Start of Supplied records

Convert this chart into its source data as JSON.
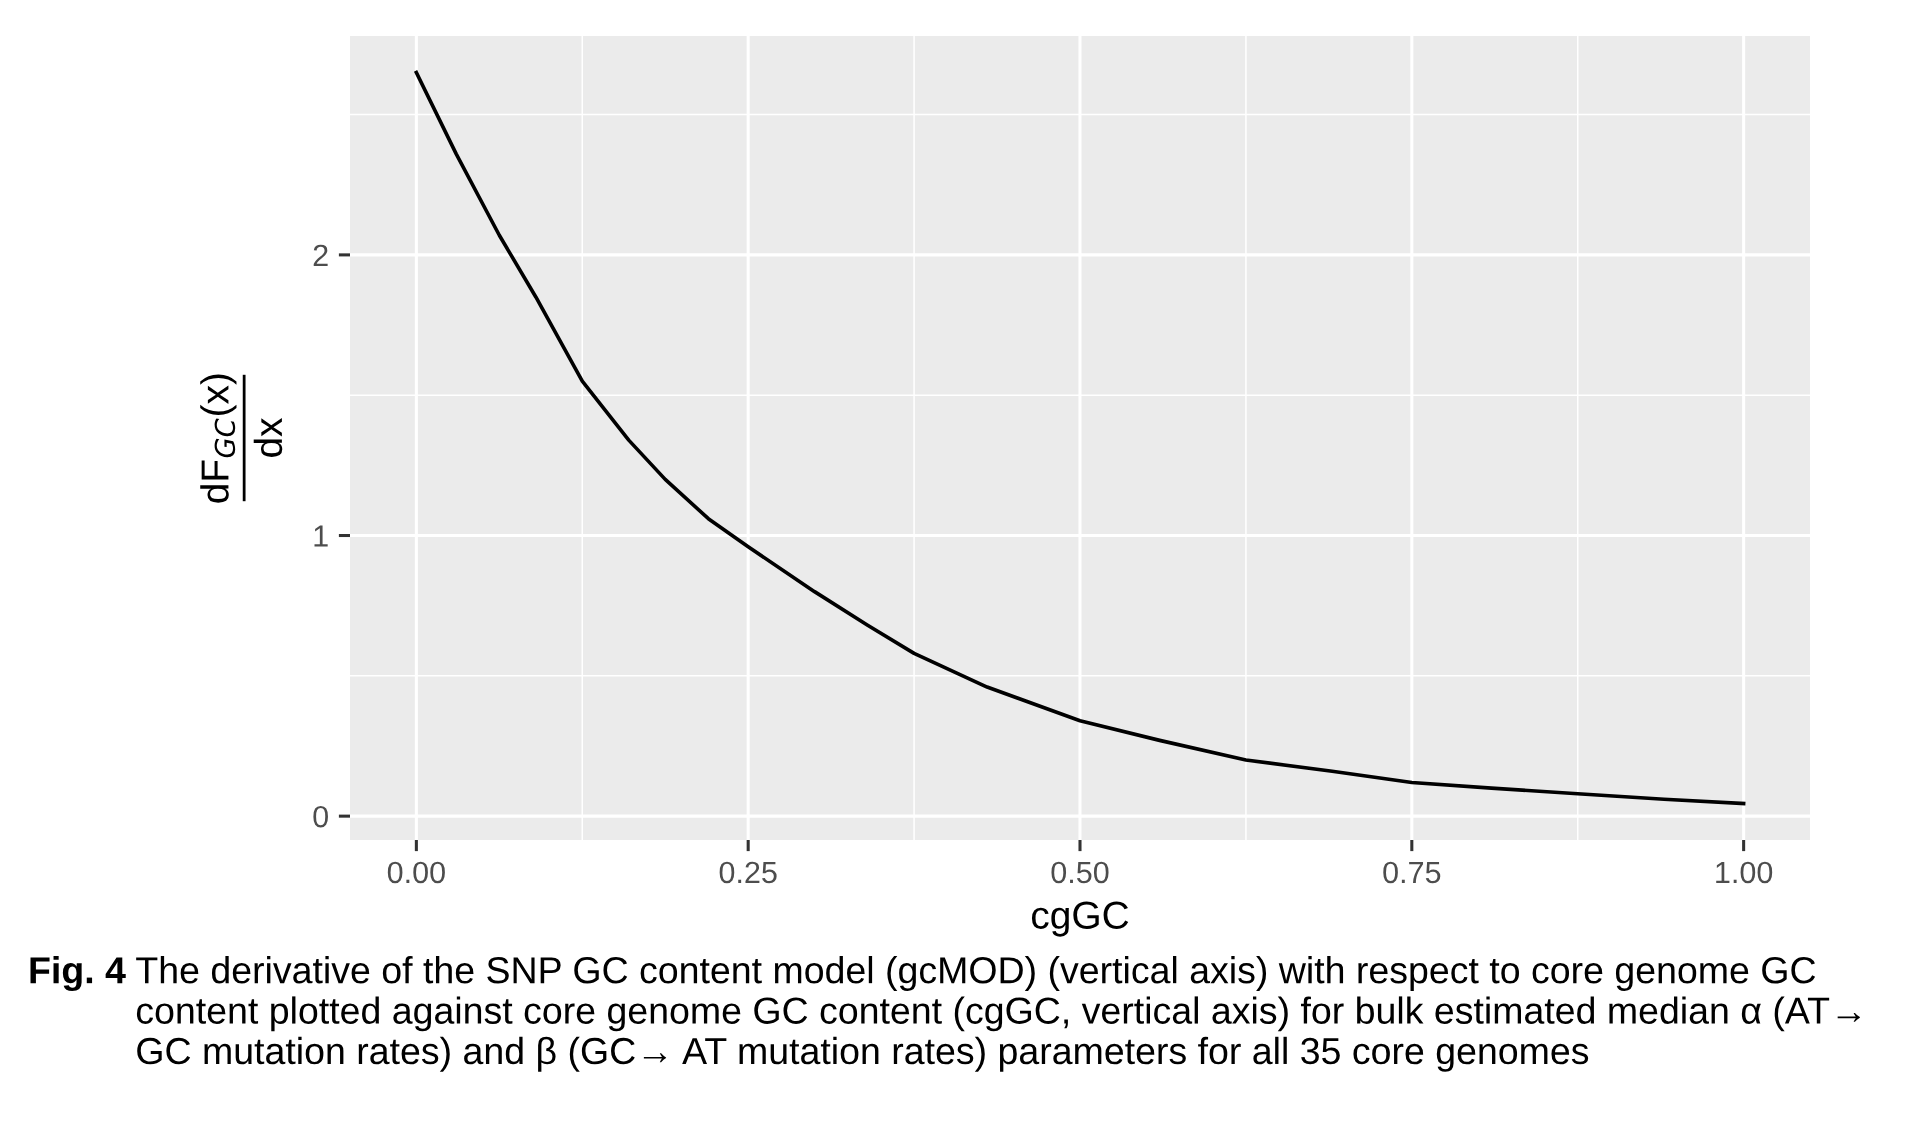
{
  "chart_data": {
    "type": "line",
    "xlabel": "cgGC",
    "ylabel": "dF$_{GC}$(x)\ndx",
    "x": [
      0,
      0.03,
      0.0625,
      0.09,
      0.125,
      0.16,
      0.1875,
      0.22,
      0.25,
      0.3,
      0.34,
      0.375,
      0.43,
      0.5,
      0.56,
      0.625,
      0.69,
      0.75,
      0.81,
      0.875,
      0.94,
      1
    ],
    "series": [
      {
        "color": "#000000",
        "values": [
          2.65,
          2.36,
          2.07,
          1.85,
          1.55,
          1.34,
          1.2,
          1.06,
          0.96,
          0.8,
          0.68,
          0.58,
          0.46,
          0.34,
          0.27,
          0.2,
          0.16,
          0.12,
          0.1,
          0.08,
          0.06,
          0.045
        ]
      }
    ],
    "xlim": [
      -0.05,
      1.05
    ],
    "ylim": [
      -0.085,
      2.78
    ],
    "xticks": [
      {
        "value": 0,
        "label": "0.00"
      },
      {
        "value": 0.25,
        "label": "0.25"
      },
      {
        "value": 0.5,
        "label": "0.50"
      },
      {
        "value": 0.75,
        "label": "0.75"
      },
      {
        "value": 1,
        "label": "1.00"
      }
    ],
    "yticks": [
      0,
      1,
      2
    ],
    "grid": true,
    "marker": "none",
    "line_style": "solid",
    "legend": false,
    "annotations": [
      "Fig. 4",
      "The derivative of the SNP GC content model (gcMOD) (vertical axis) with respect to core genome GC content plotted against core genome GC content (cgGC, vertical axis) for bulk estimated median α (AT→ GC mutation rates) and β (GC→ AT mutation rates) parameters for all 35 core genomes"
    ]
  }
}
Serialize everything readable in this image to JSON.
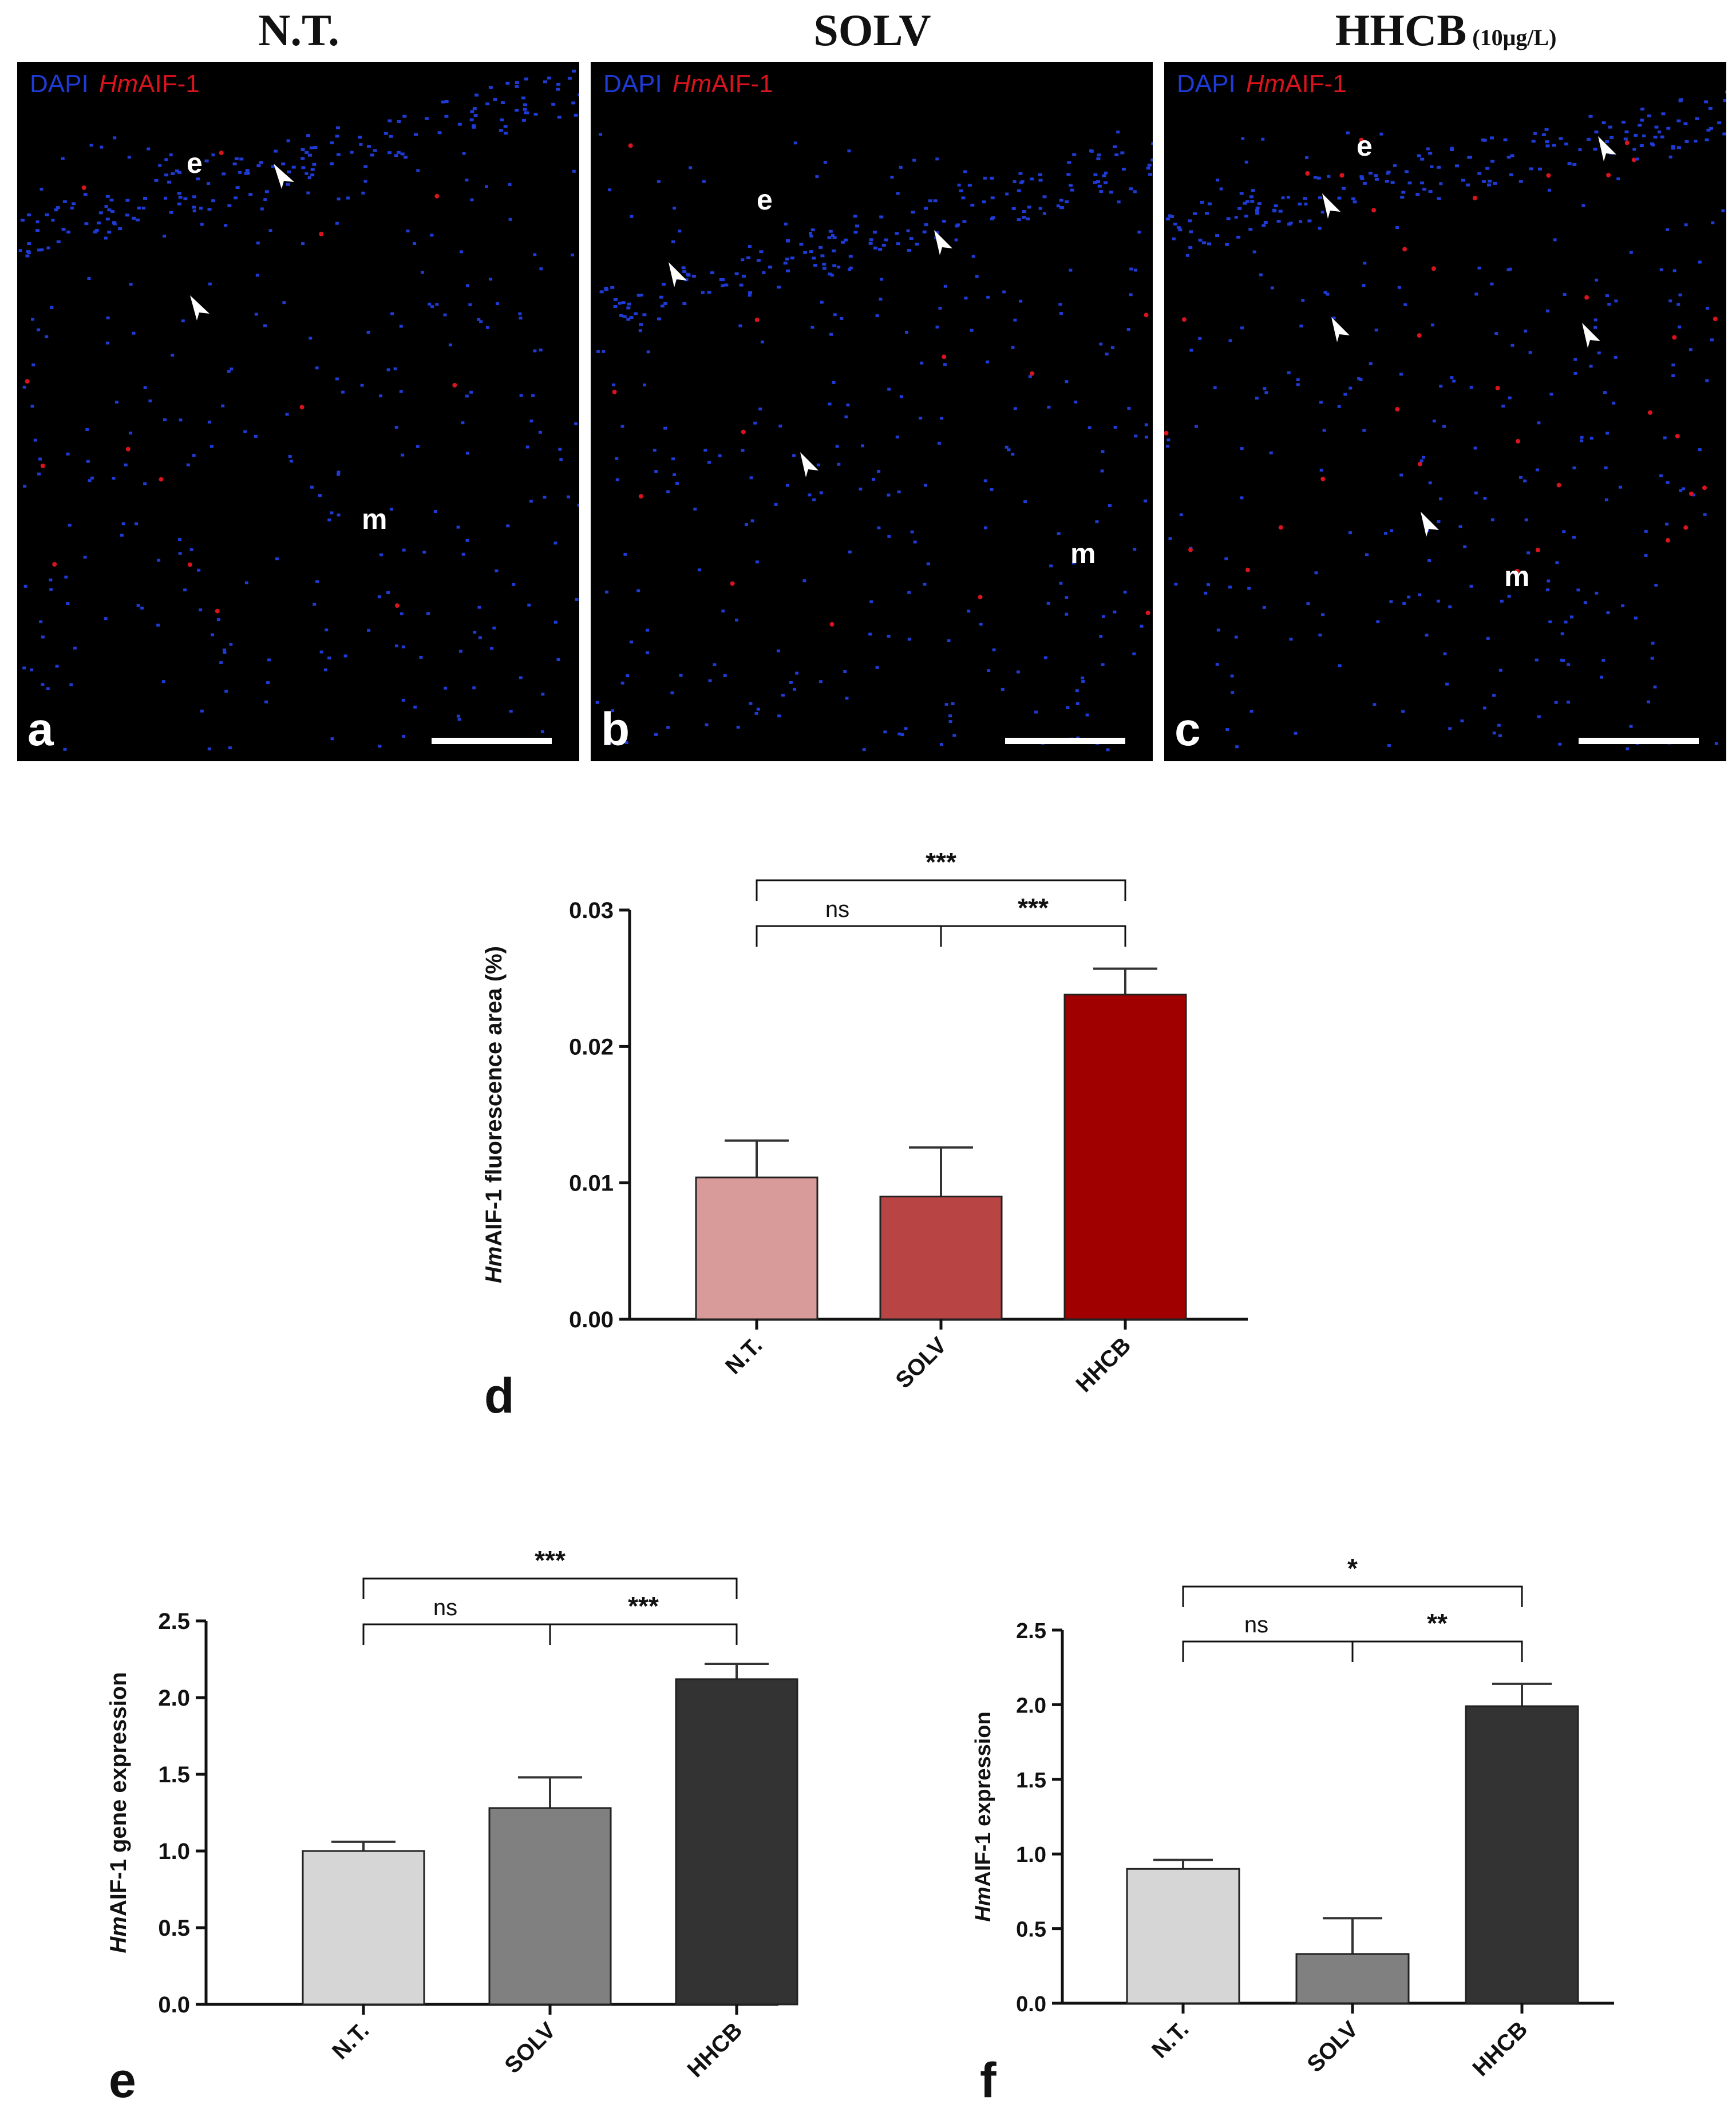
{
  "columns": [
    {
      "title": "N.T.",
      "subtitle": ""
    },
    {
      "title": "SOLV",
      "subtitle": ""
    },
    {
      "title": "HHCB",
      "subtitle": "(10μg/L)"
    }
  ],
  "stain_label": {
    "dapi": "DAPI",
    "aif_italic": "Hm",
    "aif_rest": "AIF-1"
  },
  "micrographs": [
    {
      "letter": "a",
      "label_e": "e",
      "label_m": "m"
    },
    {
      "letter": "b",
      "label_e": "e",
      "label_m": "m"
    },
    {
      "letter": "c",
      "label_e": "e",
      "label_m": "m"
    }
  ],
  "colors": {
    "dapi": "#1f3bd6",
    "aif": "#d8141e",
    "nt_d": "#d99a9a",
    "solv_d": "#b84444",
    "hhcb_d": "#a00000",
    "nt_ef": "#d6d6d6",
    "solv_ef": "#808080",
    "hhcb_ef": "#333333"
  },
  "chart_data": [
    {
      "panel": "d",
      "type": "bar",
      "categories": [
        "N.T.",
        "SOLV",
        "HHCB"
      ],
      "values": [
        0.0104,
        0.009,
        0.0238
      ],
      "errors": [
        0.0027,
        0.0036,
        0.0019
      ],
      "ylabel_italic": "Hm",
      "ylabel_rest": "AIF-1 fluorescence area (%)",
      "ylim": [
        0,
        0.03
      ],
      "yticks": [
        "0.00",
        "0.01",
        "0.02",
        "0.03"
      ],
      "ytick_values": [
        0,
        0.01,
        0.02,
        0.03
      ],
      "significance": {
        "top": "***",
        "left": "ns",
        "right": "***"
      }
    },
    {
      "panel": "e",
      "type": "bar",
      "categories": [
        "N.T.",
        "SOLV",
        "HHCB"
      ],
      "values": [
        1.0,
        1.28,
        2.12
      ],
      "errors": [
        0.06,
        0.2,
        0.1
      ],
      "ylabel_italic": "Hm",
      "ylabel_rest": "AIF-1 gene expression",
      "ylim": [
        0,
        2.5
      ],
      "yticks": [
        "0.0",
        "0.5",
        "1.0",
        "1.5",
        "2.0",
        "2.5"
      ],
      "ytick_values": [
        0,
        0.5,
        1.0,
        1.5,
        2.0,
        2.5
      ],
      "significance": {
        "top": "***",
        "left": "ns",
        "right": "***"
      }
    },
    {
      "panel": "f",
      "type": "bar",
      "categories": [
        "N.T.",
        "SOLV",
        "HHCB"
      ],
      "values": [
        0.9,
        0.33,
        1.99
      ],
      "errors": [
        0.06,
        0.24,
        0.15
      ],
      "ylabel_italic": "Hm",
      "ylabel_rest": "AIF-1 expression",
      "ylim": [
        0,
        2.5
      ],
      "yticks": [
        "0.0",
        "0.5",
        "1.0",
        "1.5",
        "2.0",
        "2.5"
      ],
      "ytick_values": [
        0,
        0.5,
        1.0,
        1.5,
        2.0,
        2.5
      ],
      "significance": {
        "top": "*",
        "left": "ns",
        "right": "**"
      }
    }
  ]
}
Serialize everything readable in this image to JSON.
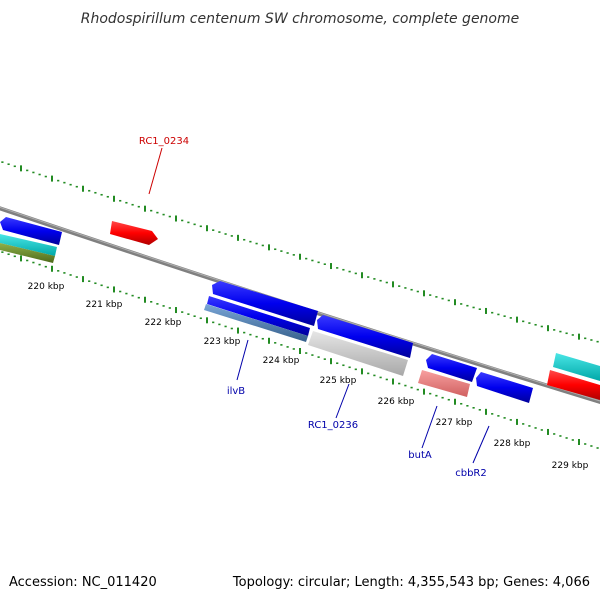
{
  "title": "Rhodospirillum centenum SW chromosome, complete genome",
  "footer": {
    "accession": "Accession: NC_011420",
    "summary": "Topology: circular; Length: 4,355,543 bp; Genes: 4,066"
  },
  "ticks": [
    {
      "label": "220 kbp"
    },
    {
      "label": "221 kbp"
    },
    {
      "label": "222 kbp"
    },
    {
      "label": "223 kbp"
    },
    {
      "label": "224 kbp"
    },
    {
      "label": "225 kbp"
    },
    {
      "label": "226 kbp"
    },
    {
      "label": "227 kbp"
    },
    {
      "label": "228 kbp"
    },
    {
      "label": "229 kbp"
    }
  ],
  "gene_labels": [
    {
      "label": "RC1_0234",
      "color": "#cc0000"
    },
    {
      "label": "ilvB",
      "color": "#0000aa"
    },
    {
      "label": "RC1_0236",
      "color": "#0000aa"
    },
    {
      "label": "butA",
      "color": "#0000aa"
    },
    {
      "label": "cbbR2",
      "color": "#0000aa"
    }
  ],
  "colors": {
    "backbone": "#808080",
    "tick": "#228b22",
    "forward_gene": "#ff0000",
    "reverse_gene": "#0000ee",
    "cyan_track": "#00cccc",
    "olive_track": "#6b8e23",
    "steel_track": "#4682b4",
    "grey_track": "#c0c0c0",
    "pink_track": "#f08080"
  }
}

End of Supplied records

What to do:
Write the records out exactly once more, leaving off the pictures.

Solution to this exercise:
Convert this chart into its source data as JSON.
{
  "chart_data": {
    "type": "line",
    "xlabel": "cgGC",
    "ylabel": "dF$_{GC}$(x)\ndx",
    "x": [
      0,
      0.03,
      0.0625,
      0.09,
      0.125,
      0.16,
      0.1875,
      0.22,
      0.25,
      0.3,
      0.34,
      0.375,
      0.43,
      0.5,
      0.56,
      0.625,
      0.69,
      0.75,
      0.81,
      0.875,
      0.94,
      1
    ],
    "series": [
      {
        "color": "#000000",
        "values": [
          2.65,
          2.36,
          2.07,
          1.85,
          1.55,
          1.34,
          1.2,
          1.06,
          0.96,
          0.8,
          0.68,
          0.58,
          0.46,
          0.34,
          0.27,
          0.2,
          0.16,
          0.12,
          0.1,
          0.08,
          0.06,
          0.045
        ]
      }
    ],
    "xlim": [
      -0.05,
      1.05
    ],
    "ylim": [
      -0.085,
      2.78
    ],
    "xticks": [
      {
        "value": 0,
        "label": "0.00"
      },
      {
        "value": 0.25,
        "label": "0.25"
      },
      {
        "value": 0.5,
        "label": "0.50"
      },
      {
        "value": 0.75,
        "label": "0.75"
      },
      {
        "value": 1,
        "label": "1.00"
      }
    ],
    "yticks": [
      0,
      1,
      2
    ],
    "grid": true,
    "marker": "none",
    "line_style": "solid",
    "legend": false,
    "annotations": [
      "Fig. 4",
      "The derivative of the SNP GC content model (gcMOD) (vertical axis) with respect to core genome GC content plotted against core genome GC content (cgGC, vertical axis) for bulk estimated median α (AT→ GC mutation rates) and β (GC→ AT mutation rates) parameters for all 35 core genomes"
    ]
  }
}
Serialize everything readable in this image to JSON.
{
  "columns": [
    {
      "title": "N.T.",
      "subtitle": ""
    },
    {
      "title": "SOLV",
      "subtitle": ""
    },
    {
      "title": "HHCB",
      "subtitle": "(10μg/L)"
    }
  ],
  "stain_label": {
    "dapi": "DAPI",
    "aif_italic": "Hm",
    "aif_rest": "AIF-1"
  },
  "micrographs": [
    {
      "letter": "a",
      "label_e": "e",
      "label_m": "m"
    },
    {
      "letter": "b",
      "label_e": "e",
      "label_m": "m"
    },
    {
      "letter": "c",
      "label_e": "e",
      "label_m": "m"
    }
  ],
  "colors": {
    "dapi": "#1f3bd6",
    "aif": "#d8141e",
    "nt_d": "#d99a9a",
    "solv_d": "#b84444",
    "hhcb_d": "#a00000",
    "nt_ef": "#d6d6d6",
    "solv_ef": "#808080",
    "hhcb_ef": "#333333"
  },
  "chart_data": [
    {
      "panel": "d",
      "type": "bar",
      "categories": [
        "N.T.",
        "SOLV",
        "HHCB"
      ],
      "values": [
        0.0104,
        0.009,
        0.0238
      ],
      "errors": [
        0.0027,
        0.0036,
        0.0019
      ],
      "ylabel_italic": "Hm",
      "ylabel_rest": "AIF-1 fluorescence area (%)",
      "ylim": [
        0,
        0.03
      ],
      "yticks": [
        "0.00",
        "0.01",
        "0.02",
        "0.03"
      ],
      "ytick_values": [
        0,
        0.01,
        0.02,
        0.03
      ],
      "significance": {
        "top": "***",
        "left": "ns",
        "right": "***"
      }
    },
    {
      "panel": "e",
      "type": "bar",
      "categories": [
        "N.T.",
        "SOLV",
        "HHCB"
      ],
      "values": [
        1.0,
        1.28,
        2.12
      ],
      "errors": [
        0.06,
        0.2,
        0.1
      ],
      "ylabel_italic": "Hm",
      "ylabel_rest": "AIF-1 gene expression",
      "ylim": [
        0,
        2.5
      ],
      "yticks": [
        "0.0",
        "0.5",
        "1.0",
        "1.5",
        "2.0",
        "2.5"
      ],
      "ytick_values": [
        0,
        0.5,
        1.0,
        1.5,
        2.0,
        2.5
      ],
      "significance": {
        "top": "***",
        "left": "ns",
        "right": "***"
      }
    },
    {
      "panel": "f",
      "type": "bar",
      "categories": [
        "N.T.",
        "SOLV",
        "HHCB"
      ],
      "values": [
        0.9,
        0.33,
        1.99
      ],
      "errors": [
        0.06,
        0.24,
        0.15
      ],
      "ylabel_italic": "Hm",
      "ylabel_rest": "AIF-1 expression",
      "ylim": [
        0,
        2.5
      ],
      "yticks": [
        "0.0",
        "0.5",
        "1.0",
        "1.5",
        "2.0",
        "2.5"
      ],
      "ytick_values": [
        0,
        0.5,
        1.0,
        1.5,
        2.0,
        2.5
      ],
      "significance": {
        "top": "*",
        "left": "ns",
        "right": "**"
      }
    }
  ]
}
Serialize everything readable in this image to JSON.
{
  "title": "Rhodospirillum centenum SW chromosome, complete genome",
  "footer": {
    "accession": "Accession: NC_011420",
    "summary": "Topology: circular; Length: 4,355,543 bp; Genes: 4,066"
  },
  "ticks": [
    {
      "label": "220 kbp"
    },
    {
      "label": "221 kbp"
    },
    {
      "label": "222 kbp"
    },
    {
      "label": "223 kbp"
    },
    {
      "label": "224 kbp"
    },
    {
      "label": "225 kbp"
    },
    {
      "label": "226 kbp"
    },
    {
      "label": "227 kbp"
    },
    {
      "label": "228 kbp"
    },
    {
      "label": "229 kbp"
    }
  ],
  "gene_labels": [
    {
      "label": "RC1_0234",
      "color": "#cc0000"
    },
    {
      "label": "ilvB",
      "color": "#0000aa"
    },
    {
      "label": "RC1_0236",
      "color": "#0000aa"
    },
    {
      "label": "butA",
      "color": "#0000aa"
    },
    {
      "label": "cbbR2",
      "color": "#0000aa"
    }
  ],
  "colors": {
    "backbone": "#808080",
    "tick": "#228b22",
    "forward_gene": "#ff0000",
    "reverse_gene": "#0000ee",
    "cyan_track": "#00cccc",
    "olive_track": "#6b8e23",
    "steel_track": "#4682b4",
    "grey_track": "#c0c0c0",
    "pink_track": "#f08080"
  }
}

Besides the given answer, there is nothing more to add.